Challenge
Copy every line below without changing anything.

Source records
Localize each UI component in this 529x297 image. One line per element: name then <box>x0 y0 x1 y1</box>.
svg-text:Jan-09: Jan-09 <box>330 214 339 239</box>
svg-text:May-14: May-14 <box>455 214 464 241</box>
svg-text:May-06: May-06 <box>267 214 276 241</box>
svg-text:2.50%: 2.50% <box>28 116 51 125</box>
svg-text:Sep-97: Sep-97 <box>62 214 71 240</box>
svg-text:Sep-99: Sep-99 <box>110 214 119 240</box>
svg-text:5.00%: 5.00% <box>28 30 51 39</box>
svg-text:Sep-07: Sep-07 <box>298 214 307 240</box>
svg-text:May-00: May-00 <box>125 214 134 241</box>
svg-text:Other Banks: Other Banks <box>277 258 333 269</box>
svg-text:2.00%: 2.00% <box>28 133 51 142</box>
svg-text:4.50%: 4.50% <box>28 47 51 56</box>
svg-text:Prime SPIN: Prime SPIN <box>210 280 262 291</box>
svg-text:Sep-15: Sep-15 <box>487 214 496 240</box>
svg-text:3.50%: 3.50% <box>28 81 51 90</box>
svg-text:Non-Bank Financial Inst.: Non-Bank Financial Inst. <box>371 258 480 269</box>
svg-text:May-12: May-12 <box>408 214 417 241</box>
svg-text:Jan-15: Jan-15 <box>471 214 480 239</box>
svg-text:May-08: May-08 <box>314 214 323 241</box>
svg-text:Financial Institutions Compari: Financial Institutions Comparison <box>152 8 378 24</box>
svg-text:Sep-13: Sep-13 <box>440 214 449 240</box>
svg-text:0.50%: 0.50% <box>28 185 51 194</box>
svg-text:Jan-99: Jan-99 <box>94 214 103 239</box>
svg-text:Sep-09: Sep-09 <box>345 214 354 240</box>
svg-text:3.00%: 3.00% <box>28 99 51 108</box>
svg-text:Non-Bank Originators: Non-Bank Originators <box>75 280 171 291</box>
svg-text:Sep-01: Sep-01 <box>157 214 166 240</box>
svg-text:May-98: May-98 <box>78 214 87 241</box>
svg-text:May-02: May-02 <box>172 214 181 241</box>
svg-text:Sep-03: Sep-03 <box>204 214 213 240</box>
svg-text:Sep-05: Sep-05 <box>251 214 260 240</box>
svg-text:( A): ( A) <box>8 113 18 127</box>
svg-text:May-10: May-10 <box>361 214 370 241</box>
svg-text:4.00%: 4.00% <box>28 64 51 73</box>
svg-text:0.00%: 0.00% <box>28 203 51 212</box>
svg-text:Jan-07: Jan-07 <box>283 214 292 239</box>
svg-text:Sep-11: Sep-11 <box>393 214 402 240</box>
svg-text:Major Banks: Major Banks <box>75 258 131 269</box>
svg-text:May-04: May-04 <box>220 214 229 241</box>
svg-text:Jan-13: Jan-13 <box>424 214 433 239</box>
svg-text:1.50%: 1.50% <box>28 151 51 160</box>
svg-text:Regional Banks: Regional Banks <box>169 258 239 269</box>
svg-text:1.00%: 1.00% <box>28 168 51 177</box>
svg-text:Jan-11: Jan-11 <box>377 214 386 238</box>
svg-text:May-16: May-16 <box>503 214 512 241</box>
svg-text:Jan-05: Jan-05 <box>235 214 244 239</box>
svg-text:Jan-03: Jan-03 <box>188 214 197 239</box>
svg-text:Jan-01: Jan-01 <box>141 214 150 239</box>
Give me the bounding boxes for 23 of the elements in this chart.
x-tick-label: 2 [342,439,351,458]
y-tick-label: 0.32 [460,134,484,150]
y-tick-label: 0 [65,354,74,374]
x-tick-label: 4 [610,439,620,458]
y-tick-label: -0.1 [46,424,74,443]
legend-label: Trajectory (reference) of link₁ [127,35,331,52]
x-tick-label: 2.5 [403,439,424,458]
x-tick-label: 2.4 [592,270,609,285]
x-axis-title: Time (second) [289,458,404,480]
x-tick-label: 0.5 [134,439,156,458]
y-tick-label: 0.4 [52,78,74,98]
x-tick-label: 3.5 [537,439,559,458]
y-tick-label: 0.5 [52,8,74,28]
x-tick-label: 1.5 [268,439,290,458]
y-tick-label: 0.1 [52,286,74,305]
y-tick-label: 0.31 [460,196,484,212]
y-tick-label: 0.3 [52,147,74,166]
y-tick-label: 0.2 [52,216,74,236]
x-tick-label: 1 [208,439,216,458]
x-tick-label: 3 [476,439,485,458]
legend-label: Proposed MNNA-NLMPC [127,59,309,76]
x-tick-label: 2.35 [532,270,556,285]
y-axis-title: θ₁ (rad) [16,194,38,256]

Complete output
Localize each UI component in this 529x297 image. One line per element: name then <box>x0 y0 x1 y1</box>.
svg-text:Jan-09: Jan-09 <box>330 214 339 239</box>
svg-text:May-14: May-14 <box>455 214 464 241</box>
svg-text:May-06: May-06 <box>267 214 276 241</box>
svg-text:2.50%: 2.50% <box>28 116 51 125</box>
svg-text:Sep-97: Sep-97 <box>62 214 71 240</box>
svg-text:Sep-99: Sep-99 <box>110 214 119 240</box>
svg-text:5.00%: 5.00% <box>28 30 51 39</box>
svg-text:Sep-07: Sep-07 <box>298 214 307 240</box>
svg-text:May-00: May-00 <box>125 214 134 241</box>
svg-text:Other Banks: Other Banks <box>277 258 333 269</box>
svg-text:2.00%: 2.00% <box>28 133 51 142</box>
svg-text:4.50%: 4.50% <box>28 47 51 56</box>
svg-text:Prime SPIN: Prime SPIN <box>210 280 262 291</box>
svg-text:Sep-15: Sep-15 <box>487 214 496 240</box>
svg-text:3.50%: 3.50% <box>28 81 51 90</box>
svg-text:Non-Bank Financial Inst.: Non-Bank Financial Inst. <box>371 258 480 269</box>
svg-text:May-12: May-12 <box>408 214 417 241</box>
svg-text:Jan-15: Jan-15 <box>471 214 480 239</box>
svg-text:May-08: May-08 <box>314 214 323 241</box>
svg-text:Financial Institutions Compari: Financial Institutions Comparison <box>152 8 378 24</box>
svg-text:Sep-13: Sep-13 <box>440 214 449 240</box>
svg-text:0.50%: 0.50% <box>28 185 51 194</box>
svg-text:Jan-99: Jan-99 <box>94 214 103 239</box>
svg-text:Sep-09: Sep-09 <box>345 214 354 240</box>
svg-text:3.00%: 3.00% <box>28 99 51 108</box>
svg-text:Non-Bank Originators: Non-Bank Originators <box>75 280 171 291</box>
svg-text:Sep-01: Sep-01 <box>157 214 166 240</box>
svg-text:May-98: May-98 <box>78 214 87 241</box>
svg-text:May-02: May-02 <box>172 214 181 241</box>
svg-text:Sep-03: Sep-03 <box>204 214 213 240</box>
svg-text:Sep-05: Sep-05 <box>251 214 260 240</box>
svg-text:( A): ( A) <box>8 113 18 127</box>
svg-text:May-10: May-10 <box>361 214 370 241</box>
svg-text:4.00%: 4.00% <box>28 64 51 73</box>
svg-text:0.00%: 0.00% <box>28 203 51 212</box>
svg-text:Jan-07: Jan-07 <box>283 214 292 239</box>
svg-text:Sep-11: Sep-11 <box>393 214 402 240</box>
svg-text:Major Banks: Major Banks <box>75 258 131 269</box>
svg-text:May-04: May-04 <box>220 214 229 241</box>
svg-text:Jan-13: Jan-13 <box>424 214 433 239</box>
svg-text:1.50%: 1.50% <box>28 151 51 160</box>
svg-text:Regional Banks: Regional Banks <box>169 258 239 269</box>
svg-text:1.00%: 1.00% <box>28 168 51 177</box>
svg-text:Jan-11: Jan-11 <box>377 214 386 238</box>
svg-text:May-16: May-16 <box>503 214 512 241</box>
svg-text:Jan-05: Jan-05 <box>235 214 244 239</box>
svg-text:Jan-03: Jan-03 <box>188 214 197 239</box>
svg-text:Jan-01: Jan-01 <box>141 214 150 239</box>
Give me the bounding boxes for 23 of the elements in this chart.
x-tick-label: 2 [342,439,351,458]
y-tick-label: 0.32 [460,134,484,150]
y-tick-label: 0 [65,354,74,374]
x-tick-label: 4 [610,439,620,458]
y-tick-label: -0.1 [46,424,74,443]
legend-label: Trajectory (reference) of link₁ [127,35,331,52]
x-tick-label: 2.5 [403,439,424,458]
x-tick-label: 2.4 [592,270,609,285]
x-axis-title: Time (second) [289,458,404,480]
x-tick-label: 0.5 [134,439,156,458]
y-tick-label: 0.4 [52,78,74,98]
x-tick-label: 3.5 [537,439,559,458]
y-tick-label: 0.5 [52,8,74,28]
x-tick-label: 1.5 [268,439,290,458]
y-tick-label: 0.1 [52,286,74,305]
y-tick-label: 0.31 [460,196,484,212]
y-tick-label: 0.3 [52,147,74,166]
y-tick-label: 0.2 [52,216,74,236]
x-tick-label: 1 [208,439,216,458]
x-tick-label: 3 [476,439,485,458]
legend-label: Proposed MNNA-NLMPC [127,59,309,76]
x-tick-label: 2.35 [532,270,556,285]
y-axis-title: θ₁ (rad) [16,194,38,256]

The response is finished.